GOAL:
Copy only what runs from the line containing "Output the text content of this document." through the end of the material below, line for line, with both ends included.

GIVEN INFORMATION:
+ + + +
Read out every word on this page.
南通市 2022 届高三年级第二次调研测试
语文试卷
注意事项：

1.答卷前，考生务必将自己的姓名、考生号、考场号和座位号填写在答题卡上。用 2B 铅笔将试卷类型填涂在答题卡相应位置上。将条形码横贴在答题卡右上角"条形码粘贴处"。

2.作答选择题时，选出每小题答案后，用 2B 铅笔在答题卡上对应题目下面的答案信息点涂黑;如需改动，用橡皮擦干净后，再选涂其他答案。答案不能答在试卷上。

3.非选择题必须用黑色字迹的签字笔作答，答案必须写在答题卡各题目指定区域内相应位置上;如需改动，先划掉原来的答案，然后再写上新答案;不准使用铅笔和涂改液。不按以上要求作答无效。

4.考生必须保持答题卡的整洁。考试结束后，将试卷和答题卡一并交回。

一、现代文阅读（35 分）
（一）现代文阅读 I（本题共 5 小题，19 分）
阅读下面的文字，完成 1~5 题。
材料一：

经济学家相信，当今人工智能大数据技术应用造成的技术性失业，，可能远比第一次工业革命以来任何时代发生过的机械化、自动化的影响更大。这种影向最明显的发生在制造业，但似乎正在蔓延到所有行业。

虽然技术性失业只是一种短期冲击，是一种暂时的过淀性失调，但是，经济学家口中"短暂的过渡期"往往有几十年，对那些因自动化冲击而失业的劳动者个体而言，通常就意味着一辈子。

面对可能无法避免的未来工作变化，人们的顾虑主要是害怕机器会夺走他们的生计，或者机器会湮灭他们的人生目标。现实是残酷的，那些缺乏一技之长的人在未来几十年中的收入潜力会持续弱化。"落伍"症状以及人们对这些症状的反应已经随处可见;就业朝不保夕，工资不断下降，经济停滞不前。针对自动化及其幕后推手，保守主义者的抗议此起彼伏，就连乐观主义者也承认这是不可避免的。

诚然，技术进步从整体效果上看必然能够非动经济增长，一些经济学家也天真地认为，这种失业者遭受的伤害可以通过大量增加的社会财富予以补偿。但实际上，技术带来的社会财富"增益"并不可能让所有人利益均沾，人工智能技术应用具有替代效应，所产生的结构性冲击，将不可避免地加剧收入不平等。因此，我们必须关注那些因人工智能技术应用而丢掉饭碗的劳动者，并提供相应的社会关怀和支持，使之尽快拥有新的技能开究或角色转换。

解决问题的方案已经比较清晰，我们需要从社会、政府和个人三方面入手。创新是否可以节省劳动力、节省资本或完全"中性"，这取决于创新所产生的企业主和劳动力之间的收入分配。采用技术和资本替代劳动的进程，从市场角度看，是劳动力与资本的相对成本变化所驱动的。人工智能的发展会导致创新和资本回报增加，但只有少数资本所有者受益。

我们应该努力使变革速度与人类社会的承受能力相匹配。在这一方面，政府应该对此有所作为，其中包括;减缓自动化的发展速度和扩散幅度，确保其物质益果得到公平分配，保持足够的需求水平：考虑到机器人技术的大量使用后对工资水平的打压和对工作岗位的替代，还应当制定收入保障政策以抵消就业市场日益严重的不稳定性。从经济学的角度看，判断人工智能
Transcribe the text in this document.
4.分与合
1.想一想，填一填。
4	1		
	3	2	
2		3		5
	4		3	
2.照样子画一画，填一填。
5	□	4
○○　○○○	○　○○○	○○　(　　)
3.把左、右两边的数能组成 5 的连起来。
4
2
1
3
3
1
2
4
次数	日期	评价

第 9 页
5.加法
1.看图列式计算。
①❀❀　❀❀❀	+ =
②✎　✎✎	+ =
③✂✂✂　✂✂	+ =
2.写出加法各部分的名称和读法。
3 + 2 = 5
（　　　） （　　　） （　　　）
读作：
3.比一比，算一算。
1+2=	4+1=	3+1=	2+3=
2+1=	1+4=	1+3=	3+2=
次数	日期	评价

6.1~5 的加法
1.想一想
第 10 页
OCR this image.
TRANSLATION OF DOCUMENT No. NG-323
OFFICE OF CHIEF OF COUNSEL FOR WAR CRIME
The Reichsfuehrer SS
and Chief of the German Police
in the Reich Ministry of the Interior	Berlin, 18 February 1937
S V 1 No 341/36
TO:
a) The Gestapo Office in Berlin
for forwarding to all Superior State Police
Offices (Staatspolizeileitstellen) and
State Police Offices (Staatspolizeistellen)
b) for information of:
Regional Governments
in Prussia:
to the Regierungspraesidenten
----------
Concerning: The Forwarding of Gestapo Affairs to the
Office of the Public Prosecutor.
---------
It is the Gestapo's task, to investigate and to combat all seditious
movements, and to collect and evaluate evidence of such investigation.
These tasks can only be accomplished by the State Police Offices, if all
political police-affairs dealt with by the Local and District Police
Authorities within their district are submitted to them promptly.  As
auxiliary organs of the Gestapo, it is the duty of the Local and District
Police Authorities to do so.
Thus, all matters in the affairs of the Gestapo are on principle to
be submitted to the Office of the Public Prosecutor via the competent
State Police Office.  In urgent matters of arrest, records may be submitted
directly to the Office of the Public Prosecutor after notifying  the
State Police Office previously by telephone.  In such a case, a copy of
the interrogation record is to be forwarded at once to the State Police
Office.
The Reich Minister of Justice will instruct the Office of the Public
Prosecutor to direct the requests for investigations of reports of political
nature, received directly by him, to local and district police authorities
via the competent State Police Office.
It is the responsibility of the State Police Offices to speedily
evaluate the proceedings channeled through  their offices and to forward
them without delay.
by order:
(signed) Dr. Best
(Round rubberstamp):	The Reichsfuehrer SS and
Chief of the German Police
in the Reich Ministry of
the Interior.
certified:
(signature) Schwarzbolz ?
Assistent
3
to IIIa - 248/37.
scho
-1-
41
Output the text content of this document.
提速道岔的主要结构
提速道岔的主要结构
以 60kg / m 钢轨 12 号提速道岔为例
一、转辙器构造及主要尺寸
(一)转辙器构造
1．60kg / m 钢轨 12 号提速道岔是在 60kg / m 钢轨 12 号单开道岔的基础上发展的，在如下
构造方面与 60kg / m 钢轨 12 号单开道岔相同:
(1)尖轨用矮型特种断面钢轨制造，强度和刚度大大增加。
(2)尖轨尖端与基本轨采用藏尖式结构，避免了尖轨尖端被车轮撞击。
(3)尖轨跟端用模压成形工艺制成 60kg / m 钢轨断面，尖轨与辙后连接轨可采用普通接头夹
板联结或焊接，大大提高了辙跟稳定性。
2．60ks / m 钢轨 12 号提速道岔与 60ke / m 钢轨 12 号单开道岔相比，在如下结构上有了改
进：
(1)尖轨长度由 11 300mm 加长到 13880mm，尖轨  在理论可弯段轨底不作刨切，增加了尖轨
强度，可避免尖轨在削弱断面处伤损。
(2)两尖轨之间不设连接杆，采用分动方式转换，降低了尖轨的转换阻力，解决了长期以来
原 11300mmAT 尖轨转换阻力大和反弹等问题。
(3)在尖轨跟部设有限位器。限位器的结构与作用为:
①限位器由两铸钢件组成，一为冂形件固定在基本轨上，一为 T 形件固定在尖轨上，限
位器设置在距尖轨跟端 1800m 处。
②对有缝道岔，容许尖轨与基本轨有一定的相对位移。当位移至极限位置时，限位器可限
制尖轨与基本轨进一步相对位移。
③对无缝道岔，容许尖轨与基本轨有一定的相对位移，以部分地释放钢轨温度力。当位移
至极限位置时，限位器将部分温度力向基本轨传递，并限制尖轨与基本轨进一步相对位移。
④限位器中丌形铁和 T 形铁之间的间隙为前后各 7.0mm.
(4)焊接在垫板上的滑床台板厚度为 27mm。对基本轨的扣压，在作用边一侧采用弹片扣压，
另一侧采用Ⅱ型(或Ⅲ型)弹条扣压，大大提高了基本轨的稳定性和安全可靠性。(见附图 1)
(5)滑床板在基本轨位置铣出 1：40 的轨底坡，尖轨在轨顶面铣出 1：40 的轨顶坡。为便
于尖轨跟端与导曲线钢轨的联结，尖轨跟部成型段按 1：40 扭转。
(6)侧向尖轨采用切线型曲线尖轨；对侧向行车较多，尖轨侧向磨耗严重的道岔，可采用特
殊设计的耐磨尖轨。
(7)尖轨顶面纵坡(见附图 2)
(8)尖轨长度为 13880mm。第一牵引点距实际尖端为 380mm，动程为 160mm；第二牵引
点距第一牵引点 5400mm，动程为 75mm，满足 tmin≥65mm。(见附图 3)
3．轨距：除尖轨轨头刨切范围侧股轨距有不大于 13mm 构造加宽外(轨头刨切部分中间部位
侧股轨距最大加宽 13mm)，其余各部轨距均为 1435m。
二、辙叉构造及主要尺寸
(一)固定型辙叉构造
+ + + +
SOLUTION:
Output the text content of this document.
提速道岔的主要结构
提速道岔的主要结构
以 60kg / m 钢轨 12 号提速道岔为例
一、转辙器构造及主要尺寸
(一)转辙器构造
1．60kg / m 钢轨 12 号提速道岔是在 60kg / m 钢轨 12 号单开道岔的基础上发展的，在如下
构造方面与 60kg / m 钢轨 12 号单开道岔相同:
(1)尖轨用矮型特种断面钢轨制造，强度和刚度大大增加。
(2)尖轨尖端与基本轨采用藏尖式结构，避免了尖轨尖端被车轮撞击。
(3)尖轨跟端用模压成形工艺制成 60kg / m 钢轨断面，尖轨与辙后连接轨可采用普通接头夹
板联结或焊接，大大提高了辙跟稳定性。
2．60ks / m 钢轨 12 号提速道岔与 60ke / m 钢轨 12 号单开道岔相比，在如下结构上有了改
进：
(1)尖轨长度由 11 300mm 加长到 13880mm，尖轨  在理论可弯段轨底不作刨切，增加了尖轨
强度，可避免尖轨在削弱断面处伤损。
(2)两尖轨之间不设连接杆，采用分动方式转换，降低了尖轨的转换阻力，解决了长期以来
原 11300mmAT 尖轨转换阻力大和反弹等问题。
(3)在尖轨跟部设有限位器。限位器的结构与作用为:
①限位器由两铸钢件组成，一为冂形件固定在基本轨上，一为 T 形件固定在尖轨上，限
位器设置在距尖轨跟端 1800m 处。
②对有缝道岔，容许尖轨与基本轨有一定的相对位移。当位移至极限位置时，限位器可限
制尖轨与基本轨进一步相对位移。
③对无缝道岔，容许尖轨与基本轨有一定的相对位移，以部分地释放钢轨温度力。当位移
至极限位置时，限位器将部分温度力向基本轨传递，并限制尖轨与基本轨进一步相对位移。
④限位器中丌形铁和 T 形铁之间的间隙为前后各 7.0mm.
(4)焊接在垫板上的滑床台板厚度为 27mm。对基本轨的扣压，在作用边一侧采用弹片扣压，
另一侧采用Ⅱ型(或Ⅲ型)弹条扣压，大大提高了基本轨的稳定性和安全可靠性。(见附图 1)
(5)滑床板在基本轨位置铣出 1：40 的轨底坡，尖轨在轨顶面铣出 1：40 的轨顶坡。为便
于尖轨跟端与导曲线钢轨的联结，尖轨跟部成型段按 1：40 扭转。
(6)侧向尖轨采用切线型曲线尖轨；对侧向行车较多，尖轨侧向磨耗严重的道岔，可采用特
殊设计的耐磨尖轨。
(7)尖轨顶面纵坡(见附图 2)
(8)尖轨长度为 13880mm。第一牵引点距实际尖端为 380mm，动程为 160mm；第二牵引
点距第一牵引点 5400mm，动程为 75mm，满足 tmin≥65mm。(见附图 3)
3．轨距：除尖轨轨头刨切范围侧股轨距有不大于 13mm 构造加宽外(轨头刨切部分中间部位
侧股轨距最大加宽 13mm)，其余各部轨距均为 1435m。
二、辙叉构造及主要尺寸
(一)固定型辙叉构造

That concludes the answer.